### YOUR OBJECTIVE:
Repeat the full listing, word for word.
======== RECORDS SHOWN ========
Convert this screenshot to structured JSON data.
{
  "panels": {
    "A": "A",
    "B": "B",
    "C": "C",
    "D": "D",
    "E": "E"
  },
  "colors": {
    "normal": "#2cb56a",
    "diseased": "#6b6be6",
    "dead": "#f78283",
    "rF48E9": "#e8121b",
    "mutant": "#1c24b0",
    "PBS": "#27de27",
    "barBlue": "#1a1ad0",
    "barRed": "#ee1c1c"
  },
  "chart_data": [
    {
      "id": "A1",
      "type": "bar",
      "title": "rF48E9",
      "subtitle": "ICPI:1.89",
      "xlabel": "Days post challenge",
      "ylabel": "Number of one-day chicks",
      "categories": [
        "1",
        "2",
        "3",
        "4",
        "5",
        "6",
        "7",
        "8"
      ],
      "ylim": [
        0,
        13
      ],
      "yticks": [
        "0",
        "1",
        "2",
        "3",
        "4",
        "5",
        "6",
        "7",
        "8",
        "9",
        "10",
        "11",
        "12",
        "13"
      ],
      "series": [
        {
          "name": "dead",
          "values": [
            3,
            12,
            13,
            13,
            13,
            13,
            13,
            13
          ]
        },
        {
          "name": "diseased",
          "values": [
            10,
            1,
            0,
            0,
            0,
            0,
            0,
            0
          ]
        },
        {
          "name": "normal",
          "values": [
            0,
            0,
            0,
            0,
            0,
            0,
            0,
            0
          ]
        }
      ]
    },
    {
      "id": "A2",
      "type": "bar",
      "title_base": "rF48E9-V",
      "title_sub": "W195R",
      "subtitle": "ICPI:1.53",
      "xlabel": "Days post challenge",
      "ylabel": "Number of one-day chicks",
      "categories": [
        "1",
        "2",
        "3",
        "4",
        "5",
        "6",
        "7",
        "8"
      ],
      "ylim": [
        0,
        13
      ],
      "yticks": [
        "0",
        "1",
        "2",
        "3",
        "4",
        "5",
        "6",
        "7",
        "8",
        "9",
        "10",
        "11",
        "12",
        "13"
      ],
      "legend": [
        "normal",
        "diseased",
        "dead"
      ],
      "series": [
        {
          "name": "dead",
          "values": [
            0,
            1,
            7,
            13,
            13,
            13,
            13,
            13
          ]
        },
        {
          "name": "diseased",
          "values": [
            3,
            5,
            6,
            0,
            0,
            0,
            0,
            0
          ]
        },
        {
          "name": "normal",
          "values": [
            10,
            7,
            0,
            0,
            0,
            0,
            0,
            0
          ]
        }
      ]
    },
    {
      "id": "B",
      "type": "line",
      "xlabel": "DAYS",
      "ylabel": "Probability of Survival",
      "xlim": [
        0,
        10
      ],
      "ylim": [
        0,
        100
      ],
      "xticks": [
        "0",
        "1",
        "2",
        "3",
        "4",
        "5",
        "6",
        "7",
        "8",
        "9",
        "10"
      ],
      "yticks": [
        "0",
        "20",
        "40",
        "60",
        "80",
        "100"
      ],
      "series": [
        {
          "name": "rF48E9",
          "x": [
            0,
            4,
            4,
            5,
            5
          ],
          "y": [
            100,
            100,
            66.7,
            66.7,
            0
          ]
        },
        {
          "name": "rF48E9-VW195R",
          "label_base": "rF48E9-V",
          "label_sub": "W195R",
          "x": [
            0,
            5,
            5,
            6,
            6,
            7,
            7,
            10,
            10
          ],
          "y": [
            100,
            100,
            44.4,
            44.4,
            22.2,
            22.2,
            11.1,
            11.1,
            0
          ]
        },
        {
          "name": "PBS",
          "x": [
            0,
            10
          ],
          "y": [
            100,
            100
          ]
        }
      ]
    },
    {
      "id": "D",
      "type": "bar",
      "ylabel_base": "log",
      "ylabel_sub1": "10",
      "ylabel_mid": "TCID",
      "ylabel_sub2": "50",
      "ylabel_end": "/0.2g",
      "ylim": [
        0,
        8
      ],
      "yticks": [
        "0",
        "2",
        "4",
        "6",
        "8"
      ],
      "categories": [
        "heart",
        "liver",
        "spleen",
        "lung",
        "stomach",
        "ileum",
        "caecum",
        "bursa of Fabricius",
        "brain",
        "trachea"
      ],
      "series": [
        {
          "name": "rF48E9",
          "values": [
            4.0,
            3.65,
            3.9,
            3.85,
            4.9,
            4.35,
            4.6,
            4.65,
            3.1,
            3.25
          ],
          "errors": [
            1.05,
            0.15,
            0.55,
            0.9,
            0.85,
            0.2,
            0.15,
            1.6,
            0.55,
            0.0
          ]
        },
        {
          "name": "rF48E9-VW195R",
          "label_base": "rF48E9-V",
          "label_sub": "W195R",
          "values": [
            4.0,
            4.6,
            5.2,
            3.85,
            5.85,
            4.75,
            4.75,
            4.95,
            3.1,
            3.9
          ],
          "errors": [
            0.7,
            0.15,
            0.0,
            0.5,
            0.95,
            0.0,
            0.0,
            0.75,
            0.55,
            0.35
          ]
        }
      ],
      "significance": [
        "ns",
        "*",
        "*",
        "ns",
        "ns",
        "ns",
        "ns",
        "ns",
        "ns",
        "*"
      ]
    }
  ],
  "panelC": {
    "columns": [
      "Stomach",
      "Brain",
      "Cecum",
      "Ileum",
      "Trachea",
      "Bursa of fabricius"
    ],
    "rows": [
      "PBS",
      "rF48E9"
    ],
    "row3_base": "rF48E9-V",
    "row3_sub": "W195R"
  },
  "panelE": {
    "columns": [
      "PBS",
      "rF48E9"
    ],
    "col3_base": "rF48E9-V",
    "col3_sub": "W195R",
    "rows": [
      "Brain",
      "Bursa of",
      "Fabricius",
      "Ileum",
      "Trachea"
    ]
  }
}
========
### EXERCISE RESPONSE:
Convert this screenshot to structured JSON data.
{
  "panels": {
    "A": "A",
    "B": "B",
    "C": "C",
    "D": "D",
    "E": "E"
  },
  "colors": {
    "normal": "#2cb56a",
    "diseased": "#6b6be6",
    "dead": "#f78283",
    "rF48E9": "#e8121b",
    "mutant": "#1c24b0",
    "PBS": "#27de27",
    "barBlue": "#1a1ad0",
    "barRed": "#ee1c1c"
  },
  "chart_data": [
    {
      "id": "A1",
      "type": "bar",
      "title": "rF48E9",
      "subtitle": "ICPI:1.89",
      "xlabel": "Days post challenge",
      "ylabel": "Number of one-day chicks",
      "categories": [
        "1",
        "2",
        "3",
        "4",
        "5",
        "6",
        "7",
        "8"
      ],
      "ylim": [
        0,
        13
      ],
      "yticks": [
        "0",
        "1",
        "2",
        "3",
        "4",
        "5",
        "6",
        "7",
        "8",
        "9",
        "10",
        "11",
        "12",
        "13"
      ],
      "series": [
        {
          "name": "dead",
          "values": [
            3,
            12,
            13,
            13,
            13,
            13,
            13,
            13
          ]
        },
        {
          "name": "diseased",
          "values": [
            10,
            1,
            0,
            0,
            0,
            0,
            0,
            0
          ]
        },
        {
          "name": "normal",
          "values": [
            0,
            0,
            0,
            0,
            0,
            0,
            0,
            0
          ]
        }
      ]
    },
    {
      "id": "A2",
      "type": "bar",
      "title_base": "rF48E9-V",
      "title_sub": "W195R",
      "subtitle": "ICPI:1.53",
      "xlabel": "Days post challenge",
      "ylabel": "Number of one-day chicks",
      "categories": [
        "1",
        "2",
        "3",
        "4",
        "5",
        "6",
        "7",
        "8"
      ],
      "ylim": [
        0,
        13
      ],
      "yticks": [
        "0",
        "1",
        "2",
        "3",
        "4",
        "5",
        "6",
        "7",
        "8",
        "9",
        "10",
        "11",
        "12",
        "13"
      ],
      "legend": [
        "normal",
        "diseased",
        "dead"
      ],
      "series": [
        {
          "name": "dead",
          "values": [
            0,
            1,
            7,
            13,
            13,
            13,
            13,
            13
          ]
        },
        {
          "name": "diseased",
          "values": [
            3,
            5,
            6,
            0,
            0,
            0,
            0,
            0
          ]
        },
        {
          "name": "normal",
          "values": [
            10,
            7,
            0,
            0,
            0,
            0,
            0,
            0
          ]
        }
      ]
    },
    {
      "id": "B",
      "type": "line",
      "xlabel": "DAYS",
      "ylabel": "Probability of Survival",
      "xlim": [
        0,
        10
      ],
      "ylim": [
        0,
        100
      ],
      "xticks": [
        "0",
        "1",
        "2",
        "3",
        "4",
        "5",
        "6",
        "7",
        "8",
        "9",
        "10"
      ],
      "yticks": [
        "0",
        "20",
        "40",
        "60",
        "80",
        "100"
      ],
      "series": [
        {
          "name": "rF48E9",
          "x": [
            0,
            4,
            4,
            5,
            5
          ],
          "y": [
            100,
            100,
            66.7,
            66.7,
            0
          ]
        },
        {
          "name": "rF48E9-VW195R",
          "label_base": "rF48E9-V",
          "label_sub": "W195R",
          "x": [
            0,
            5,
            5,
            6,
            6,
            7,
            7,
            10,
            10
          ],
          "y": [
            100,
            100,
            44.4,
            44.4,
            22.2,
            22.2,
            11.1,
            11.1,
            0
          ]
        },
        {
          "name": "PBS",
          "x": [
            0,
            10
          ],
          "y": [
            100,
            100
          ]
        }
      ]
    },
    {
      "id": "D",
      "type": "bar",
      "ylabel_base": "log",
      "ylabel_sub1": "10",
      "ylabel_mid": "TCID",
      "ylabel_sub2": "50",
      "ylabel_end": "/0.2g",
      "ylim": [
        0,
        8
      ],
      "yticks": [
        "0",
        "2",
        "4",
        "6",
        "8"
      ],
      "categories": [
        "heart",
        "liver",
        "spleen",
        "lung",
        "stomach",
        "ileum",
        "caecum",
        "bursa of Fabricius",
        "brain",
        "trachea"
      ],
      "series": [
        {
          "name": "rF48E9",
          "values": [
            4.0,
            3.65,
            3.9,
            3.85,
            4.9,
            4.35,
            4.6,
            4.65,
            3.1,
            3.25
          ],
          "errors": [
            1.05,
            0.15,
            0.55,
            0.9,
            0.85,
            0.2,
            0.15,
            1.6,
            0.55,
            0.0
          ]
        },
        {
          "name": "rF48E9-VW195R",
          "label_base": "rF48E9-V",
          "label_sub": "W195R",
          "values": [
            4.0,
            4.6,
            5.2,
            3.85,
            5.85,
            4.75,
            4.75,
            4.95,
            3.1,
            3.9
          ],
          "errors": [
            0.7,
            0.15,
            0.0,
            0.5,
            0.95,
            0.0,
            0.0,
            0.75,
            0.55,
            0.35
          ]
        }
      ],
      "significance": [
        "ns",
        "*",
        "*",
        "ns",
        "ns",
        "ns",
        "ns",
        "ns",
        "ns",
        "*"
      ]
    }
  ],
  "panelC": {
    "columns": [
      "Stomach",
      "Brain",
      "Cecum",
      "Ileum",
      "Trachea",
      "Bursa of fabricius"
    ],
    "rows": [
      "PBS",
      "rF48E9"
    ],
    "row3_base": "rF48E9-V",
    "row3_sub": "W195R"
  },
  "panelE": {
    "columns": [
      "PBS",
      "rF48E9"
    ],
    "col3_base": "rF48E9-V",
    "col3_sub": "W195R",
    "rows": [
      "Brain",
      "Bursa of",
      "Fabricius",
      "Ileum",
      "Trachea"
    ]
  }
}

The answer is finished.